■ Given problem ■
From the listing that follows, output everything exactly except the pictures.

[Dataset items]
--*--
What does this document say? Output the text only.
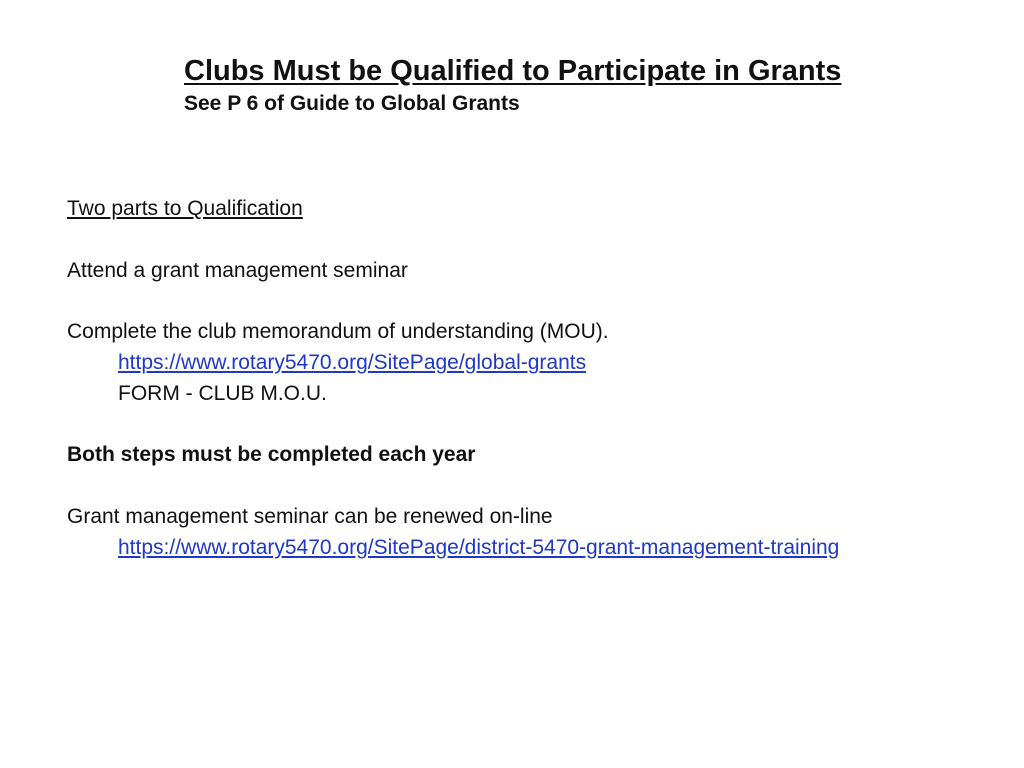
Clubs Must be Qualified to Participate in Grants
See P 6 of Guide to Global Grants
Two parts to Qualification
Attend a grant management seminar
Complete the club memorandum of understanding (MOU).
https://www.rotary5470.org/SitePage/global-grants
FORM - CLUB M.O.U.
Both steps must be completed each year
Grant management seminar can be renewed on-line
https://www.rotary5470.org/SitePage/district-5470-grant-management-training
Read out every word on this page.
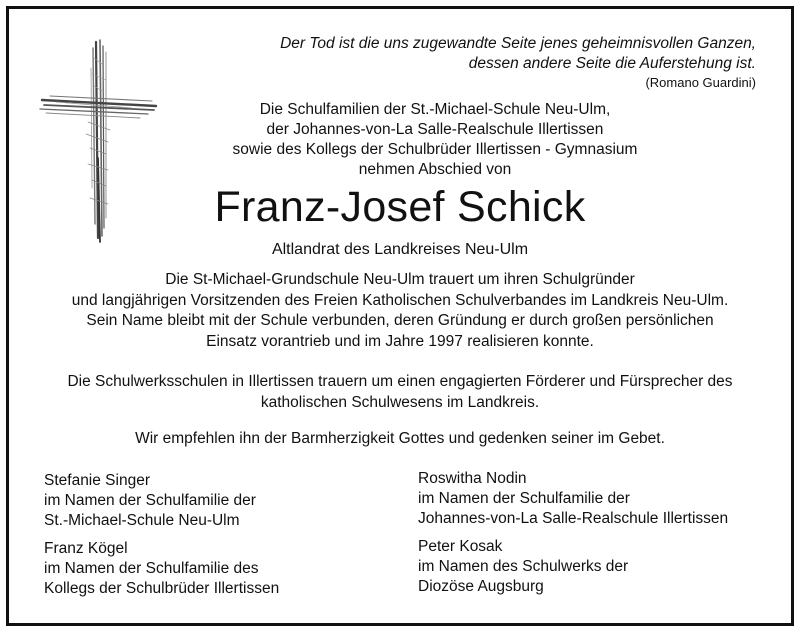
Der Tod ist die uns zugewandte Seite jenes geheimnisvollen Ganzen,
dessen andere Seite die Auferstehung ist.
(Romano Guardini)
Die Schulfamilien der St.-Michael-Schule Neu-Ulm,
der Johannes-von-La Salle-Realschule Illertissen
sowie des Kollegs der Schulbrüder Illertissen - Gymnasium
nehmen Abschied von
Franz-Josef Schick
Altlandrat des Landkreises Neu-Ulm
Die St-Michael-Grundschule Neu-Ulm trauert um ihren Schulgründer
und langjährigen Vorsitzenden des Freien Katholischen Schulverbandes im Landkreis Neu-Ulm.
Sein Name bleibt mit der Schule verbunden, deren Gründung er durch großen persönlichen
Einsatz vorantrieb und im Jahre 1997 realisieren konnte.
Die Schulwerksschulen in Illertissen trauern um einen engagierten Förderer und Fürsprecher des
katholischen Schulwesens im Landkreis.
Wir empfehlen ihn der Barmherzigkeit Gottes und gedenken seiner im Gebet.
Stefanie Singer
im Namen der Schulfamilie der
St.-Michael-Schule Neu-Ulm
Roswitha Nodin
im Namen der Schulfamilie der
Johannes-von-La Salle-Realschule Illertissen
Franz Kögel
im Namen der Schulfamilie des
Kollegs der Schulbrüder Illertissen
Peter Kosak
im Namen des Schulwerks der
Diozöse Augsburg
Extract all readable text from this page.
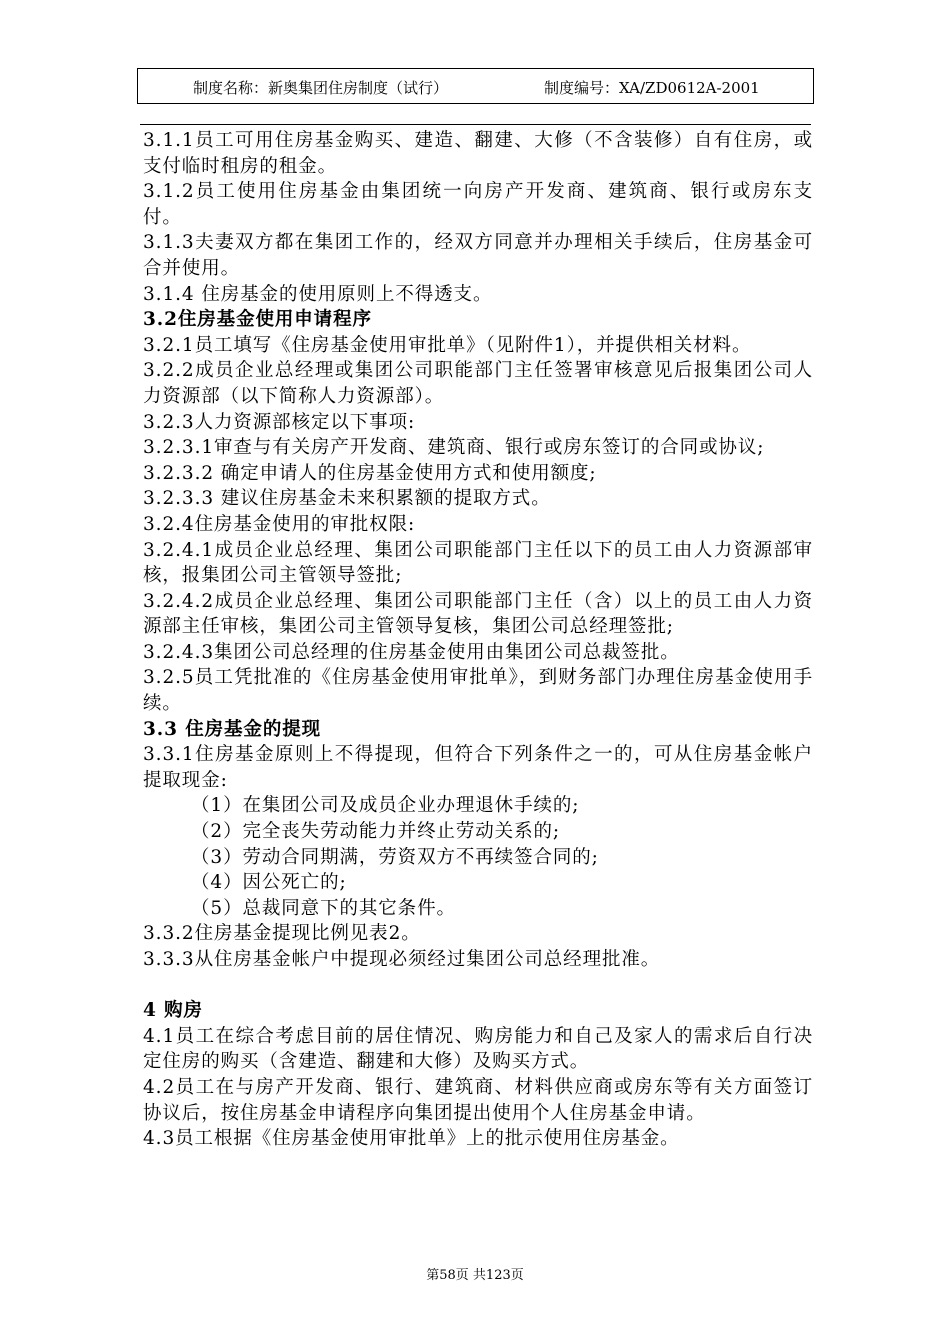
制度名称：新奥集团住房制度（试行）	制度编号：XA/ZD0612A-2001

3.1.1员工可用住房基金购买、建造、翻建、大修（不含装修）自有住房，或支付临时租房的租金。

3.1.2员工使用住房基金由集团统一向房产开发商、建筑商、银行或房东支付。

3.1.3夫妻双方都在集团工作的，经双方同意并办理相关手续后，住房基金可合并使用。

3.1.4 住房基金的使用原则上不得透支。

3.2住房基金使用申请程序

3.2.1员工填写《住房基金使用审批单》（见附件1），并提供相关材料。

3.2.2成员企业总经理或集团公司职能部门主任签署审核意见后报集团公司人力资源部（以下简称人力资源部）。

3.2.3人力资源部核定以下事项:

3.2.3.1审查与有关房产开发商、建筑商、银行或房东签订的合同或协议;

3.2.3.2 确定申请人的住房基金使用方式和使用额度;

3.2.3.3 建议住房基金未来积累额的提取方式。

3.2.4住房基金使用的审批权限:

3.2.4.1成员企业总经理、集团公司职能部门主任以下的员工由人力资源部审核，报集团公司主管领导签批;

3.2.4.2成员企业总经理、集团公司职能部门主任（含）以上的员工由人力资源部主任审核，集团公司主管领导复核，集团公司总经理签批;

3.2.4.3集团公司总经理的住房基金使用由集团公司总裁签批。

3.2.5员工凭批准的《住房基金使用审批单》，到财务部门办理住房基金使用手续。

3.3 住房基金的提现

3.3.1住房基金原则上不得提现，但符合下列条件之一的，可从住房基金帐户提取现金:

（1）在集团公司及成员企业办理退休手续的;

（2）完全丧失劳动能力并终止劳动关系的;

（3）劳动合同期满，劳资双方不再续签合同的;

（4）因公死亡的;

（5）总裁同意下的其它条件。

3.3.2住房基金提现比例见表2。

3.3.3从住房基金帐户中提现必须经过集团公司总经理批准。

4 购房

4.1员工在综合考虑目前的居住情况、购房能力和自己及家人的需求后自行决定住房的购买（含建造、翻建和大修）及购买方式。

4.2员工在与房产开发商、银行、建筑商、材料供应商或房东等有关方面签订协议后，按住房基金申请程序向集团提出使用个人住房基金申请。

4.3员工根据《住房基金使用审批单》上的批示使用住房基金。

第58页 共123页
--*--
■ Solved exercise ■
What does this document say? Output the text only.
Clubs Must be Qualified to Participate in Grants
See P 6 of Guide to Global Grants
Two parts to Qualification
Attend a grant management seminar
Complete the club memorandum of understanding (MOU).
https://www.rotary5470.org/SitePage/global-grants
FORM - CLUB M.O.U.
Both steps must be completed each year
Grant management seminar can be renewed on-line
https://www.rotary5470.org/SitePage/district-5470-grant-management-training
Read out every word on this page.
Der Tod ist die uns zugewandte Seite jenes geheimnisvollen Ganzen,
dessen andere Seite die Auferstehung ist.
(Romano Guardini)
Die Schulfamilien der St.-Michael-Schule Neu-Ulm,
der Johannes-von-La Salle-Realschule Illertissen
sowie des Kollegs der Schulbrüder Illertissen - Gymnasium
nehmen Abschied von
Franz-Josef Schick
Altlandrat des Landkreises Neu-Ulm
Die St-Michael-Grundschule Neu-Ulm trauert um ihren Schulgründer
und langjährigen Vorsitzenden des Freien Katholischen Schulverbandes im Landkreis Neu-Ulm.
Sein Name bleibt mit der Schule verbunden, deren Gründung er durch großen persönlichen
Einsatz vorantrieb und im Jahre 1997 realisieren konnte.
Die Schulwerksschulen in Illertissen trauern um einen engagierten Förderer und Fürsprecher des
katholischen Schulwesens im Landkreis.
Wir empfehlen ihn der Barmherzigkeit Gottes und gedenken seiner im Gebet.
Stefanie Singer
im Namen der Schulfamilie der
St.-Michael-Schule Neu-Ulm
Roswitha Nodin
im Namen der Schulfamilie der
Johannes-von-La Salle-Realschule Illertissen
Franz Kögel
im Namen der Schulfamilie des
Kollegs der Schulbrüder Illertissen
Peter Kosak
im Namen des Schulwerks der
Diozöse Augsburg
Extract all readable text from this page.
制度名称：新奥集团住房制度（试行）	制度编号：XA/ZD0612A-2001

3.1.1员工可用住房基金购买、建造、翻建、大修（不含装修）自有住房，或支付临时租房的租金。

3.1.2员工使用住房基金由集团统一向房产开发商、建筑商、银行或房东支付。

3.1.3夫妻双方都在集团工作的，经双方同意并办理相关手续后，住房基金可合并使用。

3.1.4 住房基金的使用原则上不得透支。

3.2住房基金使用申请程序

3.2.1员工填写《住房基金使用审批单》（见附件1），并提供相关材料。

3.2.2成员企业总经理或集团公司职能部门主任签署审核意见后报集团公司人力资源部（以下简称人力资源部）。

3.2.3人力资源部核定以下事项:

3.2.3.1审查与有关房产开发商、建筑商、银行或房东签订的合同或协议;

3.2.3.2 确定申请人的住房基金使用方式和使用额度;

3.2.3.3 建议住房基金未来积累额的提取方式。

3.2.4住房基金使用的审批权限:

3.2.4.1成员企业总经理、集团公司职能部门主任以下的员工由人力资源部审核，报集团公司主管领导签批;

3.2.4.2成员企业总经理、集团公司职能部门主任（含）以上的员工由人力资源部主任审核，集团公司主管领导复核，集团公司总经理签批;

3.2.4.3集团公司总经理的住房基金使用由集团公司总裁签批。

3.2.5员工凭批准的《住房基金使用审批单》，到财务部门办理住房基金使用手续。

3.3 住房基金的提现

3.3.1住房基金原则上不得提现，但符合下列条件之一的，可从住房基金帐户提取现金:

（1）在集团公司及成员企业办理退休手续的;

（2）完全丧失劳动能力并终止劳动关系的;

（3）劳动合同期满，劳资双方不再续签合同的;

（4）因公死亡的;

（5）总裁同意下的其它条件。

3.3.2住房基金提现比例见表2。

3.3.3从住房基金帐户中提现必须经过集团公司总经理批准。

4 购房

4.1员工在综合考虑目前的居住情况、购房能力和自己及家人的需求后自行决定住房的购买（含建造、翻建和大修）及购买方式。

4.2员工在与房产开发商、银行、建筑商、材料供应商或房东等有关方面签订协议后，按住房基金申请程序向集团提出使用个人住房基金申请。

4.3员工根据《住房基金使用审批单》上的批示使用住房基金。

第58页 共123页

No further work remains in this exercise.